------ Exercise material

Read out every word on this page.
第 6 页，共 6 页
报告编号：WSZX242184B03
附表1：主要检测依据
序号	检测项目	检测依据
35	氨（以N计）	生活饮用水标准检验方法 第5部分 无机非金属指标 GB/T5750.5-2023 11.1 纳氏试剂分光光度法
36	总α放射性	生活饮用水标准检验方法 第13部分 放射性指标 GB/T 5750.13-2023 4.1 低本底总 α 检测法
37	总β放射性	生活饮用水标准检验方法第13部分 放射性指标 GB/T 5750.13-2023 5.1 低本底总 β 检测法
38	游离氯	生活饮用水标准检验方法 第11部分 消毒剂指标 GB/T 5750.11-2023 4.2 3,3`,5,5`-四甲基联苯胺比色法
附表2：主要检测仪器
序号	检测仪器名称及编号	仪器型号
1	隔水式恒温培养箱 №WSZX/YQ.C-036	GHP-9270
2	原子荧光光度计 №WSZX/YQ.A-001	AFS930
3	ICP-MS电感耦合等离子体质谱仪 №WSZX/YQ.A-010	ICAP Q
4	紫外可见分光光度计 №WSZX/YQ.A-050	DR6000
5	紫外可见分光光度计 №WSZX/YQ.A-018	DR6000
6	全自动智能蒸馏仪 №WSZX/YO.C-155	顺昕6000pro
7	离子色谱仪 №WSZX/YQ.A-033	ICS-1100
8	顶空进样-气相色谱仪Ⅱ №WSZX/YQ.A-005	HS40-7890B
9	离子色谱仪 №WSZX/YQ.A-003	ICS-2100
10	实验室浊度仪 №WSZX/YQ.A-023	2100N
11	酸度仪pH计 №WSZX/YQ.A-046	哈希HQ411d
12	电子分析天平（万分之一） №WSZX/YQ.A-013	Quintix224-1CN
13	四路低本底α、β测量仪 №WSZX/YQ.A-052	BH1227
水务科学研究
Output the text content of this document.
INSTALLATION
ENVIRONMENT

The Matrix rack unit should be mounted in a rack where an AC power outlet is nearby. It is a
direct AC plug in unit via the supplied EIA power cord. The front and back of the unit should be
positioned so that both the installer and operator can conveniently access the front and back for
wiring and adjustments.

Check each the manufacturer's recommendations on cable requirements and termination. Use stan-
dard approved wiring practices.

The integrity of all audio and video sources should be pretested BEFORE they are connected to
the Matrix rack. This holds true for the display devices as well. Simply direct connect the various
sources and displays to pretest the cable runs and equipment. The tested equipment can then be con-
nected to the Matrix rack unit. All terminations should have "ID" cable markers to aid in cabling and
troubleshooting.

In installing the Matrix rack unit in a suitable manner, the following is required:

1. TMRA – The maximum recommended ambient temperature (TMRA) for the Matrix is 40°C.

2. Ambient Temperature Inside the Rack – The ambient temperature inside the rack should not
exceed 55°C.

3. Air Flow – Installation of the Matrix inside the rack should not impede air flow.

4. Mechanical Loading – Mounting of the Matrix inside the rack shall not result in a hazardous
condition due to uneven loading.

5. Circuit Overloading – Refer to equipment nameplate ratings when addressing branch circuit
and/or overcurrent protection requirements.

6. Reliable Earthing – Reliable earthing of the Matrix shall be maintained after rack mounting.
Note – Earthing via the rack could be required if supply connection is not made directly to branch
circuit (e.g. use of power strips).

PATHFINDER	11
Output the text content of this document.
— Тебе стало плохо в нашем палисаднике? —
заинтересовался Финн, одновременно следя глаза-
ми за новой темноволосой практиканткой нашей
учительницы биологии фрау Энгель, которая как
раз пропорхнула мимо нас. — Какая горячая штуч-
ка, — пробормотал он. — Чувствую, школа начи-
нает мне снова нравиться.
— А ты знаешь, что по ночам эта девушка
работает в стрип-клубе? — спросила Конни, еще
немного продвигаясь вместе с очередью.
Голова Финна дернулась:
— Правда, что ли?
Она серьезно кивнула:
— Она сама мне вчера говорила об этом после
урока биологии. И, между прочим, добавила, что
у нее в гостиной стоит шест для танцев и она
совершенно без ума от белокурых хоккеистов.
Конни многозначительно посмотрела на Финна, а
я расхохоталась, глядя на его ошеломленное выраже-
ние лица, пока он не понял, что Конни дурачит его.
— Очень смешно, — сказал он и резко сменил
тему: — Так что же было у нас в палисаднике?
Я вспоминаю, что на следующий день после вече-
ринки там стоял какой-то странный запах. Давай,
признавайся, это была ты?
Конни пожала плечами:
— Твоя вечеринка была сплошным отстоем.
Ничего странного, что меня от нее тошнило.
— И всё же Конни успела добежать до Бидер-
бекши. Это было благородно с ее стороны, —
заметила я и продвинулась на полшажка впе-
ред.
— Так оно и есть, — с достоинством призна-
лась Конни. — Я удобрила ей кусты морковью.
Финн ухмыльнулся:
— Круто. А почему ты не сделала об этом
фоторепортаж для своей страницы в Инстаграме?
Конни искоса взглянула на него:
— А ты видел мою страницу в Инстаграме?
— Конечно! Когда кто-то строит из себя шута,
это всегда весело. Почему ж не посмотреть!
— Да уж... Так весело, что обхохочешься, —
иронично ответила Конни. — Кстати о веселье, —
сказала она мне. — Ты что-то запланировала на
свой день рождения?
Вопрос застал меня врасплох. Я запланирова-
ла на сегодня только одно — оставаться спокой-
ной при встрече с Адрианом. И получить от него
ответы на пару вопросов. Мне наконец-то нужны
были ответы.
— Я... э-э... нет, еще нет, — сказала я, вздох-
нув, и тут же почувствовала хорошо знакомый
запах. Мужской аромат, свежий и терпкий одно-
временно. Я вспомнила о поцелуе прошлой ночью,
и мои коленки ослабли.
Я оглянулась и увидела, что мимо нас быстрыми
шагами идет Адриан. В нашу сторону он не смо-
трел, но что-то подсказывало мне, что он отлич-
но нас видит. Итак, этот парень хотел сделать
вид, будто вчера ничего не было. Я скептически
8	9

------------

#### Given instruction
Copy out each line of the data where the string "палисаднике" appears.

#### Correct output
— Тебе стало плохо в нашем палисаднике? —
тему: — Так что же было у нас в палисаднике?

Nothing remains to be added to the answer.